• Task requirements: Pull every line containing the word "this" from the records.

• Dataset extract:
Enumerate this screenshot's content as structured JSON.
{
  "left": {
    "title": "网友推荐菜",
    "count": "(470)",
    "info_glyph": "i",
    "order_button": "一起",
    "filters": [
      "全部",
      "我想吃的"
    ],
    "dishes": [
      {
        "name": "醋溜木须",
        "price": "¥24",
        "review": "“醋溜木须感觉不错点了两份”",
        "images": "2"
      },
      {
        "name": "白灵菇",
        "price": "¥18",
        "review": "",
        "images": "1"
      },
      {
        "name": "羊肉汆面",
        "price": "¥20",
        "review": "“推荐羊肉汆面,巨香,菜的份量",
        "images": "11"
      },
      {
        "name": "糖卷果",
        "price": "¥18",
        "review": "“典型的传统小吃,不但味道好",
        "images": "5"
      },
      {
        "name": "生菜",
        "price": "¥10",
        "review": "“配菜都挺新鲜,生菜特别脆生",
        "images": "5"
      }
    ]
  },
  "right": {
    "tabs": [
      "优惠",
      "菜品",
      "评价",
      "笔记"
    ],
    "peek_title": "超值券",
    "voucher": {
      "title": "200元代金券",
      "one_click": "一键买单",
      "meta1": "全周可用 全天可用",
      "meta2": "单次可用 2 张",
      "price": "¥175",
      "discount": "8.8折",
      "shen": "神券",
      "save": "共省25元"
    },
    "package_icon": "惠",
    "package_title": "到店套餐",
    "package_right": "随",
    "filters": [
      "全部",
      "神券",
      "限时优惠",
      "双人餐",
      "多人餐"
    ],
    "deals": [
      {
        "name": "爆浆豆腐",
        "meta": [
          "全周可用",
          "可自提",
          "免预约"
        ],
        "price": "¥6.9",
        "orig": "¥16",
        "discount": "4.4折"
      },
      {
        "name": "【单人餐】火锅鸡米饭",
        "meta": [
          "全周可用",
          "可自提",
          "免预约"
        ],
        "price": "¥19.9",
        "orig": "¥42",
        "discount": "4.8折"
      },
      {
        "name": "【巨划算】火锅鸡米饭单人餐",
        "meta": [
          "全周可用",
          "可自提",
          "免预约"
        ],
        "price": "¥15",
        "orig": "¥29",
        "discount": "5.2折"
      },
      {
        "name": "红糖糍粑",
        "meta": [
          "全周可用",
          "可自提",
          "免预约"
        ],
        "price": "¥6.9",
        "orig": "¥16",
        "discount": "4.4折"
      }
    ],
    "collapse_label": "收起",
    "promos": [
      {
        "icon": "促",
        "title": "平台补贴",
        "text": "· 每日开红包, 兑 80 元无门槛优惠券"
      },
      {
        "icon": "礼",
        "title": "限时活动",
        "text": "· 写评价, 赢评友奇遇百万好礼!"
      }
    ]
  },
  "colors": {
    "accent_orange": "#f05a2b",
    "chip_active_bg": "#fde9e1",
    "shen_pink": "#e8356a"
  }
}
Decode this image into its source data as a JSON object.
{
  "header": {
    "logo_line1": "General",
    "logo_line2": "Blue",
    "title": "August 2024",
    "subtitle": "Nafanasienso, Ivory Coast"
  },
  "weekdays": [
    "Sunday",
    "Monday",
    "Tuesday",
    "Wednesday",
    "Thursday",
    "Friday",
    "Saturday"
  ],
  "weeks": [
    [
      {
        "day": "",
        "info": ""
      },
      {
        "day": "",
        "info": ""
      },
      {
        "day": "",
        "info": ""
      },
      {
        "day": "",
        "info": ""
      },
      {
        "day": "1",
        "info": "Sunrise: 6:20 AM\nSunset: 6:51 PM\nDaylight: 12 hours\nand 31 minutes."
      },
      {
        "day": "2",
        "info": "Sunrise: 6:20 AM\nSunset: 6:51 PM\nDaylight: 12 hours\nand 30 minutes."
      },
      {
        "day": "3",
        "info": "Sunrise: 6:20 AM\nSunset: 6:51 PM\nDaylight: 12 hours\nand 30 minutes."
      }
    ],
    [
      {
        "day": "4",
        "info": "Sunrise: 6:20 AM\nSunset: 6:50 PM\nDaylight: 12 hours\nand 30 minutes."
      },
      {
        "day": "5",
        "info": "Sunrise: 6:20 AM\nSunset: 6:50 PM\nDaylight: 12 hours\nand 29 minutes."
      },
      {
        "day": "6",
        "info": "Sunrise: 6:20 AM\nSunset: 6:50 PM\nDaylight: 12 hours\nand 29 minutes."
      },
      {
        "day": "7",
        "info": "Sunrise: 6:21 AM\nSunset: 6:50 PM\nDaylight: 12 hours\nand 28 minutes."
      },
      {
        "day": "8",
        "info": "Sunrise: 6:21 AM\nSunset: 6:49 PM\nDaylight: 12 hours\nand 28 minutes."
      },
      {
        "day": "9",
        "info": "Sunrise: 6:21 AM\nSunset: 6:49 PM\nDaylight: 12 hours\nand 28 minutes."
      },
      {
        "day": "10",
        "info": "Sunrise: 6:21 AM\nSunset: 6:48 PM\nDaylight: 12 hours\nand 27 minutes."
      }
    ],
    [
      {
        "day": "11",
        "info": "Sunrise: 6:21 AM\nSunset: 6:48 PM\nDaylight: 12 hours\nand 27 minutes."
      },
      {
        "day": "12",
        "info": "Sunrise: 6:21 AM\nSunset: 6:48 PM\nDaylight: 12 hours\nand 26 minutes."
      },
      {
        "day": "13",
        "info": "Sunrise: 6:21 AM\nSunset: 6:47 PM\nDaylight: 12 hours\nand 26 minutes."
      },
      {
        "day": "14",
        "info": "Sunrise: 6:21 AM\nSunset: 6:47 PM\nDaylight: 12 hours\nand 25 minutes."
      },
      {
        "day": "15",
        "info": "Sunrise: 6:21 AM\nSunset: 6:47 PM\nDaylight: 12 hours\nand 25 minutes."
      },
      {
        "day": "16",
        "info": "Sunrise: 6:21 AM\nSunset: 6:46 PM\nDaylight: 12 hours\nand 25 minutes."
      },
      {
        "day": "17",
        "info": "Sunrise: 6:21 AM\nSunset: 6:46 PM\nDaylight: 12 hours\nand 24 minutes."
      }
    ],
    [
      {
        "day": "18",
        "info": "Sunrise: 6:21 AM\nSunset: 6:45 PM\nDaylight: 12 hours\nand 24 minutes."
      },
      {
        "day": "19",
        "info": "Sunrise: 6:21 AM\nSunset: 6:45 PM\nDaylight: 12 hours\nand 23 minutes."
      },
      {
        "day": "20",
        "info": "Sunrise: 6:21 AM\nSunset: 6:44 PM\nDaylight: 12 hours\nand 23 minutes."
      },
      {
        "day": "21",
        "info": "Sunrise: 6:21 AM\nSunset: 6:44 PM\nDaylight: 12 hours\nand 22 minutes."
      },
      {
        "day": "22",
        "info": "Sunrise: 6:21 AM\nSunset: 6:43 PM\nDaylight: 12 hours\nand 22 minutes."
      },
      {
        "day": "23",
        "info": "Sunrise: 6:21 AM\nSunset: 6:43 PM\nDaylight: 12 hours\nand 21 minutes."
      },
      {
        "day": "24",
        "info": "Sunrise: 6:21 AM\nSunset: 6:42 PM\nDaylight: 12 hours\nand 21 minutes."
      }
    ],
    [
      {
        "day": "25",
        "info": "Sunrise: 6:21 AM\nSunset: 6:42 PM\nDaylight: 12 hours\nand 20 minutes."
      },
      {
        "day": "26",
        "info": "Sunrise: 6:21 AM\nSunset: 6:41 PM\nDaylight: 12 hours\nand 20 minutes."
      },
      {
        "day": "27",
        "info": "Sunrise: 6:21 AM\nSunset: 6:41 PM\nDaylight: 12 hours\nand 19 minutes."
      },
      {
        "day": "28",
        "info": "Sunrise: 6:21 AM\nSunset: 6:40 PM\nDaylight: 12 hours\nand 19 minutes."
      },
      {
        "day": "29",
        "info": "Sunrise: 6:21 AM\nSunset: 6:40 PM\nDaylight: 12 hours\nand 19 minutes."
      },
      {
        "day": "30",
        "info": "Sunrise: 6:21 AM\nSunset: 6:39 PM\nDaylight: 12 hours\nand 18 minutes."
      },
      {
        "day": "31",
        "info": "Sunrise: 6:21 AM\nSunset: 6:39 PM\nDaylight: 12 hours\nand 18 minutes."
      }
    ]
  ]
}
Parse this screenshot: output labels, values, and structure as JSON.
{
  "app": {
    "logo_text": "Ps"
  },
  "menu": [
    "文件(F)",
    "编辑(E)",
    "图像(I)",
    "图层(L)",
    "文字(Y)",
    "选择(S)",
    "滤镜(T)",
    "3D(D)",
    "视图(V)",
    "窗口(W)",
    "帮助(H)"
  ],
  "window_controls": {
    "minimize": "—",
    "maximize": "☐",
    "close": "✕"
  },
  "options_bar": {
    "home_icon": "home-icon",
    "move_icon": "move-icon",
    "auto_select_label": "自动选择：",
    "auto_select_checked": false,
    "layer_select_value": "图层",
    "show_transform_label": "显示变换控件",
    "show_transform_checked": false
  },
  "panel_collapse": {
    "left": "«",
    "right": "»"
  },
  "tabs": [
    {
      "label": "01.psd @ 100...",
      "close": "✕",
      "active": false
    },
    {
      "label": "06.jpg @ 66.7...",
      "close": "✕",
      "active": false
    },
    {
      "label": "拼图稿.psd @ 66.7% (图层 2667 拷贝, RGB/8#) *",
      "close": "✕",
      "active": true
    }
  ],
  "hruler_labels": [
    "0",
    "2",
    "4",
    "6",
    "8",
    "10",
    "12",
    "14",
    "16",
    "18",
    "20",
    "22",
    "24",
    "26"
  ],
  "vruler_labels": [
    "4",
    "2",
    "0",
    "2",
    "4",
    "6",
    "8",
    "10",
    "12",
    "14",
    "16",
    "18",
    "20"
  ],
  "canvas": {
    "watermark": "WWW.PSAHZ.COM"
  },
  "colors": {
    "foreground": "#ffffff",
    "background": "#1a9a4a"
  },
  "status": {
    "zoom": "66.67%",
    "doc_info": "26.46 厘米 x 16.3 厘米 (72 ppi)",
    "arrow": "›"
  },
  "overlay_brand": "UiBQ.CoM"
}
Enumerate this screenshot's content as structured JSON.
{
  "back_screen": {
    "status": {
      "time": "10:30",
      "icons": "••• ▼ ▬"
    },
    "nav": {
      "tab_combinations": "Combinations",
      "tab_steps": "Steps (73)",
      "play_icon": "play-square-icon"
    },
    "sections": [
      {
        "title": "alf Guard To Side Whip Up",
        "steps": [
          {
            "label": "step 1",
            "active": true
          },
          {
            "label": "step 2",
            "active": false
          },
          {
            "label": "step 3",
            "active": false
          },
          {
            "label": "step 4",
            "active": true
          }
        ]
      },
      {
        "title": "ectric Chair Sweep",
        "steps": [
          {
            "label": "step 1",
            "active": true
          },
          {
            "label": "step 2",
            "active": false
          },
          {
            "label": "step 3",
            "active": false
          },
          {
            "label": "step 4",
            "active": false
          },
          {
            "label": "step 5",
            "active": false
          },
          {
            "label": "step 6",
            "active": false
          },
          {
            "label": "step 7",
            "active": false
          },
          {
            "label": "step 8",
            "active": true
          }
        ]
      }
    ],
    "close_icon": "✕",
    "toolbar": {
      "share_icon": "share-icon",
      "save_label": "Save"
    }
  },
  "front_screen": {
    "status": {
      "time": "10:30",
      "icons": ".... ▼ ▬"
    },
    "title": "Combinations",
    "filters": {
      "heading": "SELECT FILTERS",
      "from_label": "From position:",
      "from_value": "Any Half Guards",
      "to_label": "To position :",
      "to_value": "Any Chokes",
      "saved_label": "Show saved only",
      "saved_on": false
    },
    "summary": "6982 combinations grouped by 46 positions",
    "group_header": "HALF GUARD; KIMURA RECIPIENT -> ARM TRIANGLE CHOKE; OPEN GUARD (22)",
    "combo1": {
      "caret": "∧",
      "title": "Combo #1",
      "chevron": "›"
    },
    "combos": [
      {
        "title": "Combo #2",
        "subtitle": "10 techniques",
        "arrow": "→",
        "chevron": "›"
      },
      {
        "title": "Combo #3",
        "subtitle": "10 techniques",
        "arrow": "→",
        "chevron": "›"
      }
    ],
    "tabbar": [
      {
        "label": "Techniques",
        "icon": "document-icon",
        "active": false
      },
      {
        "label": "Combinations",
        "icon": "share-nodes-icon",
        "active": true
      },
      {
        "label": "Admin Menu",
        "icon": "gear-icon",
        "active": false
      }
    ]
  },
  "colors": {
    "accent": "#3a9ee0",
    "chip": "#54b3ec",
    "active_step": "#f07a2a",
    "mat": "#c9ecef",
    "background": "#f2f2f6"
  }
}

• The response:
Enumerate this screenshot's content as structured JSON.
Decode this image into its source data as a JSON object.
Parse this screenshot: output labels, values, and structure as JSON.
Enumerate this screenshot's content as structured JSON.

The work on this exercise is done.